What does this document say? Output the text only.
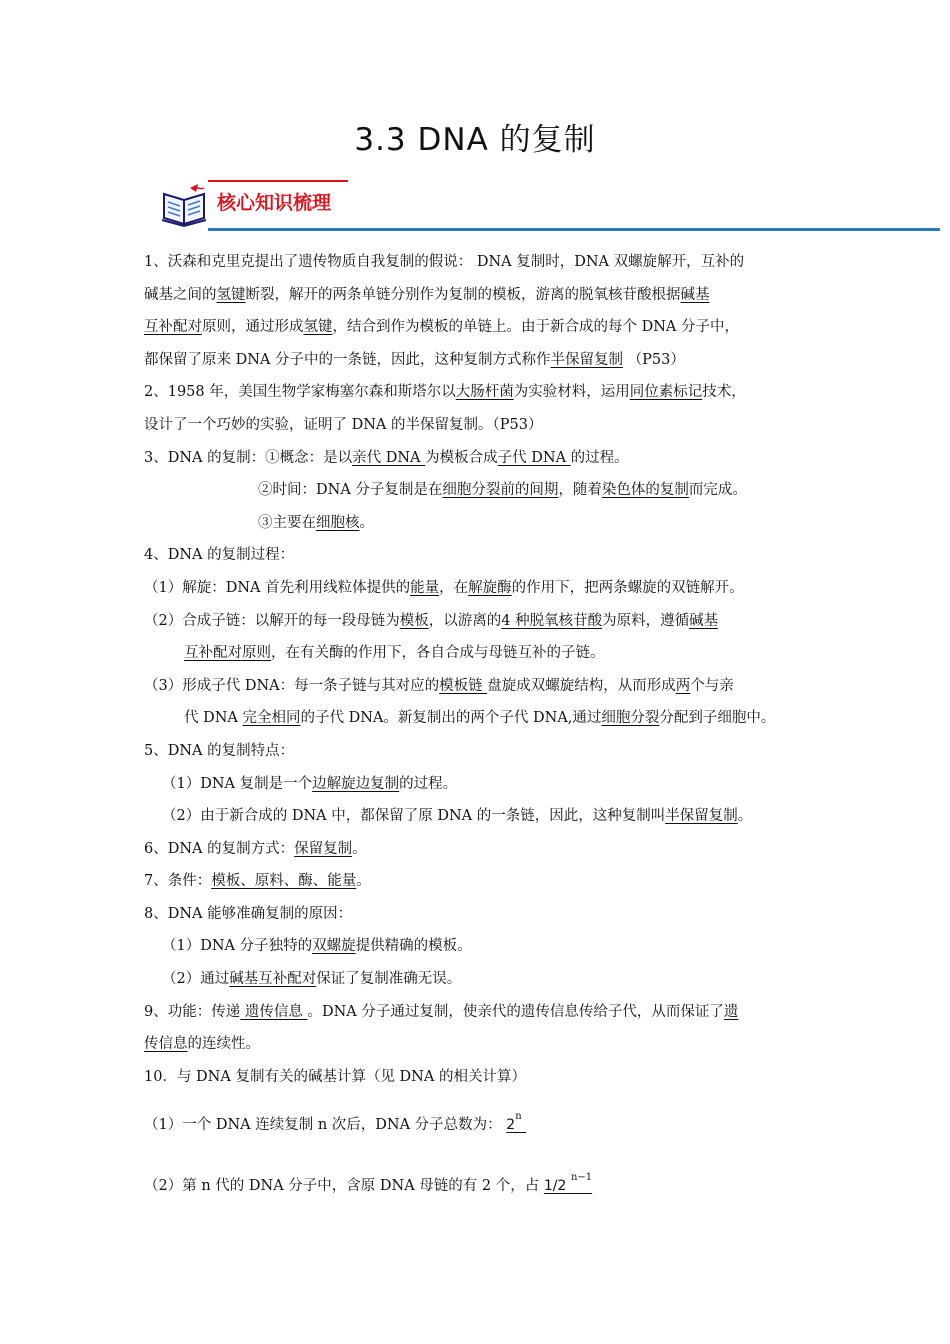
3.3 DNA 的复制
核心知识梳理

1、沃森和克里克提出了遗传物质自我复制的假说： DNA 复制时，DNA 双螺旋解开，互补的

碱基之间的氢键断裂，解开的两条单链分别作为复制的模板，游离的脱氧核苷酸根据碱基

互补配对原则，通过形成氢键，结合到作为模板的单链上。由于新合成的每个 DNA 分子中，

都保留了原来 DNA 分子中的一条链，因此，这种复制方式称作半保留复制 （P53）

2、1958 年，美国生物学家梅塞尔森和斯塔尔以大肠杆菌为实验材料，运用同位素标记技术，

设计了一个巧妙的实验，证明了 DNA 的半保留复制。（P53）

3、DNA 的复制：①概念：是以亲代 DNA 为模板合成子代 DNA 的过程。

②时间：DNA 分子复制是在细胞分裂前的间期，随着染色体的复制而完成。

③主要在细胞核。

4、DNA 的复制过程：

（1）解旋：DNA 首先利用线粒体提供的能量，在解旋酶的作用下，把两条螺旋的双链解开。

（2）合成子链：以解开的每一段母链为模板，以游离的4 种脱氧核苷酸为原料，遵循碱基

互补配对原则，在有关酶的作用下，各自合成与母链互补的子链。

（3）形成子代 DNA：每一条子链与其对应的模板链 盘旋成双螺旋结构，从而形成两个与亲

代 DNA 完全相同的子代 DNA。新复制出的两个子代 DNA,通过细胞分裂分配到子细胞中。

5、DNA 的复制特点：

（1）DNA 复制是一个边解旋边复制的过程。

（2）由于新合成的 DNA 中，都保留了原 DNA 的一条链，因此，这种复制叫半保留复制。

6、DNA 的复制方式：保留复制。

7、条件：模板、原料、酶、能量。

8、DNA 能够准确复制的原因：

（1）DNA 分子独特的双螺旋提供精确的模板。

（2）通过碱基互补配对保证了复制准确无误。

9、功能：传递 遗传信息 。DNA 分子通过复制，使亲代的遗传信息传给子代，从而保证了遗

传信息的连续性。

10．与 DNA 复制有关的碱基计算（见 DNA 的相关计算）

（1）一个 DNA 连续复制 n 次后，DNA 分子总数为： 2$^n$

（2）第 n 代的 DNA 分子中，含原 DNA 母链的有 2 个，占 1/2 $^{n-1}$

===============

- Task details
Go through the listing above and quote it exactly, apart from its images.

- Reply to the exercise
What does this document say? Output the text only.
3.3 DNA 的复制
核心知识梳理

1、沃森和克里克提出了遗传物质自我复制的假说： DNA 复制时，DNA 双螺旋解开，互补的

碱基之间的氢键断裂，解开的两条单链分别作为复制的模板，游离的脱氧核苷酸根据碱基

互补配对原则，通过形成氢键，结合到作为模板的单链上。由于新合成的每个 DNA 分子中，

都保留了原来 DNA 分子中的一条链，因此，这种复制方式称作半保留复制 （P53）

2、1958 年，美国生物学家梅塞尔森和斯塔尔以大肠杆菌为实验材料，运用同位素标记技术，

设计了一个巧妙的实验，证明了 DNA 的半保留复制。（P53）

3、DNA 的复制：①概念：是以亲代 DNA 为模板合成子代 DNA 的过程。

②时间：DNA 分子复制是在细胞分裂前的间期，随着染色体的复制而完成。

③主要在细胞核。

4、DNA 的复制过程：

（1）解旋：DNA 首先利用线粒体提供的能量，在解旋酶的作用下，把两条螺旋的双链解开。

（2）合成子链：以解开的每一段母链为模板，以游离的4 种脱氧核苷酸为原料，遵循碱基

互补配对原则，在有关酶的作用下，各自合成与母链互补的子链。

（3）形成子代 DNA：每一条子链与其对应的模板链 盘旋成双螺旋结构，从而形成两个与亲

代 DNA 完全相同的子代 DNA。新复制出的两个子代 DNA,通过细胞分裂分配到子细胞中。

5、DNA 的复制特点：

（1）DNA 复制是一个边解旋边复制的过程。

（2）由于新合成的 DNA 中，都保留了原 DNA 的一条链，因此，这种复制叫半保留复制。

6、DNA 的复制方式：保留复制。

7、条件：模板、原料、酶、能量。

8、DNA 能够准确复制的原因：

（1）DNA 分子独特的双螺旋提供精确的模板。

（2）通过碱基互补配对保证了复制准确无误。

9、功能：传递 遗传信息 。DNA 分子通过复制，使亲代的遗传信息传给子代，从而保证了遗

传信息的连续性。

10．与 DNA 复制有关的碱基计算（见 DNA 的相关计算）

（1）一个 DNA 连续复制 n 次后，DNA 分子总数为： 2$^n$

（2）第 n 代的 DNA 分子中，含原 DNA 母链的有 2 个，占 1/2 $^{n-1}$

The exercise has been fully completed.